▶ Goal
Reproduce every line of the data below verbatim, without changing a single character.

▶ Extracted material
+ + + + +

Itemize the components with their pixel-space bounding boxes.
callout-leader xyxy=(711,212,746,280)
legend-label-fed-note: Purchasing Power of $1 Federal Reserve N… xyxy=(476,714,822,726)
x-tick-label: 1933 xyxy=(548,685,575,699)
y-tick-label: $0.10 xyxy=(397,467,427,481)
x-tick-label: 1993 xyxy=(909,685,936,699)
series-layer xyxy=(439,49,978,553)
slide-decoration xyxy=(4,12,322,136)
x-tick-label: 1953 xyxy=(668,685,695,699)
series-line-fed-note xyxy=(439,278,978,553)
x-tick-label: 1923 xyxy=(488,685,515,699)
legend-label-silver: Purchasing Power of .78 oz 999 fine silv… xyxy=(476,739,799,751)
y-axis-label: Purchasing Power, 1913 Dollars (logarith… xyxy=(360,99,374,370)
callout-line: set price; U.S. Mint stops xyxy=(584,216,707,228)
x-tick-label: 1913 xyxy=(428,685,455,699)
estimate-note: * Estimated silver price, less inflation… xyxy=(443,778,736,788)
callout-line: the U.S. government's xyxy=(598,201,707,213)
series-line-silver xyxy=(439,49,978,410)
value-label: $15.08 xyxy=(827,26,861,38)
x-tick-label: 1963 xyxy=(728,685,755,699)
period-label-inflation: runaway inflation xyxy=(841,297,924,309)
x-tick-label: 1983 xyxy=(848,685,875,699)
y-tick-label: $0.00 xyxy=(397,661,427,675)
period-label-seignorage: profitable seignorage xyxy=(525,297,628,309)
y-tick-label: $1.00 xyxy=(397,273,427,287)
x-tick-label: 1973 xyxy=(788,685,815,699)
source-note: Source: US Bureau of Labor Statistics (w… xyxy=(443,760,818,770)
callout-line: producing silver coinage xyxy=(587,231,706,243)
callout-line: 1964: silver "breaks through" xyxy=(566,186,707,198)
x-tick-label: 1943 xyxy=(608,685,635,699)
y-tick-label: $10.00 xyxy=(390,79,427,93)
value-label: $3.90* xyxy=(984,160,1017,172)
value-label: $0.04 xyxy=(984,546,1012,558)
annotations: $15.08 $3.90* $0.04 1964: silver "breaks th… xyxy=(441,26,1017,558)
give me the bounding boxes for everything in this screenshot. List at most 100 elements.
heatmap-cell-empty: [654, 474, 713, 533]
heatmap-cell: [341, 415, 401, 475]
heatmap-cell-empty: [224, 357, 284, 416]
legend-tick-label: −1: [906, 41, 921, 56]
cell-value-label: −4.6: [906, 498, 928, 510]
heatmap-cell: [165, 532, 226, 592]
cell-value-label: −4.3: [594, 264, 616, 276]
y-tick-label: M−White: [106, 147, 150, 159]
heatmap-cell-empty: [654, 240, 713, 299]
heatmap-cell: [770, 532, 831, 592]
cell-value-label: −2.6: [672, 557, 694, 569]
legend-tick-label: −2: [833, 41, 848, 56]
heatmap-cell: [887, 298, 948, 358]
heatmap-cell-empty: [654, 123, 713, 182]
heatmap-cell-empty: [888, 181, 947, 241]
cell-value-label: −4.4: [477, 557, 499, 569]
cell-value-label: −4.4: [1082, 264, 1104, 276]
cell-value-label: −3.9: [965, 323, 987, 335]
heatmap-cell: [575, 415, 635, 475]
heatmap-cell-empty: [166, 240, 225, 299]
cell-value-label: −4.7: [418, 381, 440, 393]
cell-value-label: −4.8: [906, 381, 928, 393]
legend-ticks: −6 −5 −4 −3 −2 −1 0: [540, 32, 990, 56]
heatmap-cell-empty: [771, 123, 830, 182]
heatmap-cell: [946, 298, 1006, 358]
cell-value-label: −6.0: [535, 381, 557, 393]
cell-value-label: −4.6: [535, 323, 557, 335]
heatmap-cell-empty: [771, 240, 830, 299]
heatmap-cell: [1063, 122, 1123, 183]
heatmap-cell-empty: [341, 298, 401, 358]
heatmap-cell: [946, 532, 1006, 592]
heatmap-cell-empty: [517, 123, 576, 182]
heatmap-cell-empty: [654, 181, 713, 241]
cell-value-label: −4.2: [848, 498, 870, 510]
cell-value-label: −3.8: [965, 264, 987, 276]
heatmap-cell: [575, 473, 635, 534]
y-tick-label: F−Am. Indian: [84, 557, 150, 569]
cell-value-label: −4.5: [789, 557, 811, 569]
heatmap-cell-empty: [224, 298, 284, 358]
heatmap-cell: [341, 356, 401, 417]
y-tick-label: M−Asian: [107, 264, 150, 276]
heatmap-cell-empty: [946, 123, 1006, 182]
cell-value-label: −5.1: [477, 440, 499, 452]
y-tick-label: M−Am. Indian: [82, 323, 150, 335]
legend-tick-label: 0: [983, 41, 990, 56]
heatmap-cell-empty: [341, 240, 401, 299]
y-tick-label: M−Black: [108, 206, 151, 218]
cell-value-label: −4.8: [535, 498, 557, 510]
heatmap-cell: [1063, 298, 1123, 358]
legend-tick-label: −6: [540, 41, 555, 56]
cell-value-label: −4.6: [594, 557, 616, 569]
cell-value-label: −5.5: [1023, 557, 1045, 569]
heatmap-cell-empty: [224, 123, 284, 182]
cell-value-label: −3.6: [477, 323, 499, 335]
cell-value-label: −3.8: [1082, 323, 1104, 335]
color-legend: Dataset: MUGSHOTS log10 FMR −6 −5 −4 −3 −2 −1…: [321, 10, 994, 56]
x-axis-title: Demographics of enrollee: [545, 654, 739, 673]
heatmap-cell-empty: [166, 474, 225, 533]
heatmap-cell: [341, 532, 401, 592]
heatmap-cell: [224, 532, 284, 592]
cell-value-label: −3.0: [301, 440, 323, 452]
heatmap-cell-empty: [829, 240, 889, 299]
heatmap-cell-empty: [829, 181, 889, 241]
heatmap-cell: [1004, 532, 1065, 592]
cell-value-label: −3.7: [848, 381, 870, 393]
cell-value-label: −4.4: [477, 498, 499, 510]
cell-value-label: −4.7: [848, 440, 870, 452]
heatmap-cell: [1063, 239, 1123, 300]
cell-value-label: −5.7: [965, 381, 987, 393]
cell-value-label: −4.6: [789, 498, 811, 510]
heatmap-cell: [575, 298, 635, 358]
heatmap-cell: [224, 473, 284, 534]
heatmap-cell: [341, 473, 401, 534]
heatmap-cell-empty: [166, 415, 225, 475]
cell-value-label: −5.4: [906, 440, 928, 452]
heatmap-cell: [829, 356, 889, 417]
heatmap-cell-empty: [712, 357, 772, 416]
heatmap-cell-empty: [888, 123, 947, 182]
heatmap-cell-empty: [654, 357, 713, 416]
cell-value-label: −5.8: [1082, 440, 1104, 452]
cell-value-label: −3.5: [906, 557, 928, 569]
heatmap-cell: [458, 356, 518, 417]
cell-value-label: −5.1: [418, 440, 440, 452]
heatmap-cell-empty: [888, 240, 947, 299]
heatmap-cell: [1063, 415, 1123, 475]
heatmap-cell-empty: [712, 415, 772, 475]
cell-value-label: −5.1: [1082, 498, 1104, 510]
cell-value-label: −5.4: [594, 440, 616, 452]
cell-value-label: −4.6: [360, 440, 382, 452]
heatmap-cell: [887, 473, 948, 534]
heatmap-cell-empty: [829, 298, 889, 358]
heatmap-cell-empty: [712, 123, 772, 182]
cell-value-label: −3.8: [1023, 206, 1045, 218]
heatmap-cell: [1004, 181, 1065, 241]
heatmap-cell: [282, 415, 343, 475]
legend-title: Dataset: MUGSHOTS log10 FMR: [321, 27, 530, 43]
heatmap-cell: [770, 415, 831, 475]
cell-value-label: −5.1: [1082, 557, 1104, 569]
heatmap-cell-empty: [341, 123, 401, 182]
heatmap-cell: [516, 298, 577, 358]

+ + + + +

▶ Exercise answer
Itemize the components with their pixel-space bounding boxes.
callout-leader xyxy=(711,212,746,280)
legend-label-fed-note: Purchasing Power of $1 Federal Reserve N… xyxy=(476,714,822,726)
x-tick-label: 1933 xyxy=(548,685,575,699)
y-tick-label: $0.10 xyxy=(397,467,427,481)
x-tick-label: 1993 xyxy=(909,685,936,699)
series-layer xyxy=(439,49,978,553)
slide-decoration xyxy=(4,12,322,136)
x-tick-label: 1953 xyxy=(668,685,695,699)
series-line-fed-note xyxy=(439,278,978,553)
x-tick-label: 1923 xyxy=(488,685,515,699)
legend-label-silver: Purchasing Power of .78 oz 999 fine silv… xyxy=(476,739,799,751)
y-axis-label: Purchasing Power, 1913 Dollars (logarith… xyxy=(360,99,374,370)
callout-line: set price; U.S. Mint stops xyxy=(584,216,707,228)
x-tick-label: 1913 xyxy=(428,685,455,699)
estimate-note: * Estimated silver price, less inflation… xyxy=(443,778,736,788)
callout-line: the U.S. government's xyxy=(598,201,707,213)
series-line-silver xyxy=(439,49,978,410)
value-label: $15.08 xyxy=(827,26,861,38)
x-tick-label: 1963 xyxy=(728,685,755,699)
period-label-inflation: runaway inflation xyxy=(841,297,924,309)
x-tick-label: 1983 xyxy=(848,685,875,699)
y-tick-label: $0.00 xyxy=(397,661,427,675)
period-label-seignorage: profitable seignorage xyxy=(525,297,628,309)
y-tick-label: $1.00 xyxy=(397,273,427,287)
x-tick-label: 1973 xyxy=(788,685,815,699)
source-note: Source: US Bureau of Labor Statistics (w… xyxy=(443,760,818,770)
callout-line: producing silver coinage xyxy=(587,231,706,243)
callout-line: 1964: silver "breaks through" xyxy=(566,186,707,198)
x-tick-label: 1943 xyxy=(608,685,635,699)
y-tick-label: $10.00 xyxy=(390,79,427,93)
value-label: $3.90* xyxy=(984,160,1017,172)
value-label: $0.04 xyxy=(984,546,1012,558)
annotations: $15.08 $3.90* $0.04 1964: silver "breaks th… xyxy=(441,26,1017,558)
give me the bounding boxes for everything in this screenshot. List at most 100 elements.
heatmap-cell-empty: [654, 474, 713, 533]
heatmap-cell: [341, 415, 401, 475]
heatmap-cell-empty: [224, 357, 284, 416]
legend-tick-label: −1: [906, 41, 921, 56]
cell-value-label: −4.6: [906, 498, 928, 510]
heatmap-cell: [165, 532, 226, 592]
cell-value-label: −4.3: [594, 264, 616, 276]
y-tick-label: M−White: [106, 147, 150, 159]
heatmap-cell-empty: [654, 240, 713, 299]
heatmap-cell: [770, 532, 831, 592]
cell-value-label: −2.6: [672, 557, 694, 569]
legend-tick-label: −2: [833, 41, 848, 56]
heatmap-cell: [887, 298, 948, 358]
heatmap-cell-empty: [654, 123, 713, 182]
heatmap-cell-empty: [888, 181, 947, 241]
cell-value-label: −4.4: [477, 557, 499, 569]
cell-value-label: −4.4: [1082, 264, 1104, 276]
cell-value-label: −3.9: [965, 323, 987, 335]
heatmap-cell: [575, 415, 635, 475]
heatmap-cell-empty: [166, 240, 225, 299]
cell-value-label: −4.7: [418, 381, 440, 393]
cell-value-label: −4.8: [906, 381, 928, 393]
legend-ticks: −6 −5 −4 −3 −2 −1 0: [540, 32, 990, 56]
heatmap-cell-empty: [771, 123, 830, 182]
heatmap-cell: [946, 298, 1006, 358]
cell-value-label: −6.0: [535, 381, 557, 393]
cell-value-label: −4.6: [535, 323, 557, 335]
heatmap-cell-empty: [771, 240, 830, 299]
heatmap-cell: [1063, 122, 1123, 183]
heatmap-cell-empty: [341, 298, 401, 358]
heatmap-cell: [946, 532, 1006, 592]
heatmap-cell-empty: [517, 123, 576, 182]
heatmap-cell-empty: [654, 181, 713, 241]
cell-value-label: −4.2: [848, 498, 870, 510]
cell-value-label: −3.8: [965, 264, 987, 276]
heatmap-cell: [575, 473, 635, 534]
y-tick-label: F−Am. Indian: [84, 557, 150, 569]
cell-value-label: −4.5: [789, 557, 811, 569]
heatmap-cell-empty: [224, 298, 284, 358]
heatmap-cell: [341, 356, 401, 417]
y-tick-label: M−Asian: [107, 264, 150, 276]
heatmap-cell-empty: [946, 123, 1006, 182]
cell-value-label: −5.1: [477, 440, 499, 452]
y-tick-label: M−Am. Indian: [82, 323, 150, 335]
legend-tick-label: 0: [983, 41, 990, 56]
heatmap-cell-empty: [341, 240, 401, 299]
y-tick-label: M−Black: [108, 206, 151, 218]
cell-value-label: −4.8: [535, 498, 557, 510]
heatmap-cell: [1063, 298, 1123, 358]
legend-tick-label: −6: [540, 41, 555, 56]
cell-value-label: −4.6: [594, 557, 616, 569]
cell-value-label: −5.5: [1023, 557, 1045, 569]
heatmap-cell-empty: [224, 123, 284, 182]
cell-value-label: −3.6: [477, 323, 499, 335]
cell-value-label: −3.8: [1082, 323, 1104, 335]
color-legend: Dataset: MUGSHOTS log10 FMR −6 −5 −4 −3 −2 −1…: [321, 10, 994, 56]
x-axis-title: Demographics of enrollee: [545, 654, 739, 673]
heatmap-cell-empty: [166, 474, 225, 533]
heatmap-cell: [341, 532, 401, 592]
heatmap-cell: [224, 532, 284, 592]
cell-value-label: −3.0: [301, 440, 323, 452]
heatmap-cell-empty: [829, 240, 889, 299]
heatmap-cell-empty: [829, 181, 889, 241]
heatmap-cell: [1004, 532, 1065, 592]
cell-value-label: −3.7: [848, 381, 870, 393]
cell-value-label: −4.4: [477, 498, 499, 510]
cell-value-label: −4.7: [848, 440, 870, 452]
heatmap-cell: [1063, 239, 1123, 300]
cell-value-label: −5.7: [965, 381, 987, 393]
cell-value-label: −4.6: [789, 498, 811, 510]
heatmap-cell: [575, 298, 635, 358]
heatmap-cell: [224, 473, 284, 534]
heatmap-cell: [341, 473, 401, 534]
heatmap-cell-empty: [166, 415, 225, 475]
cell-value-label: −5.4: [906, 440, 928, 452]
heatmap-cell: [829, 356, 889, 417]
heatmap-cell-empty: [712, 357, 772, 416]
heatmap-cell-empty: [888, 123, 947, 182]
heatmap-cell-empty: [654, 357, 713, 416]
cell-value-label: −5.8: [1082, 440, 1104, 452]
cell-value-label: −3.5: [906, 557, 928, 569]
heatmap-cell: [458, 356, 518, 417]
cell-value-label: −5.1: [418, 440, 440, 452]
heatmap-cell-empty: [888, 240, 947, 299]
heatmap-cell: [1063, 415, 1123, 475]
heatmap-cell-empty: [712, 415, 772, 475]
cell-value-label: −5.1: [1082, 498, 1104, 510]
cell-value-label: −5.4: [594, 440, 616, 452]
cell-value-label: −4.6: [360, 440, 382, 452]
heatmap-cell: [887, 473, 948, 534]
heatmap-cell-empty: [829, 298, 889, 358]
heatmap-cell-empty: [712, 123, 772, 182]
cell-value-label: −3.8: [1023, 206, 1045, 218]
heatmap-cell: [1004, 181, 1065, 241]
heatmap-cell: [282, 415, 343, 475]
legend-title: Dataset: MUGSHOTS log10 FMR: [321, 27, 530, 43]
heatmap-cell: [770, 415, 831, 475]
cell-value-label: −5.1: [1082, 557, 1104, 569]
heatmap-cell-empty: [341, 123, 401, 182]
heatmap-cell: [516, 298, 577, 358]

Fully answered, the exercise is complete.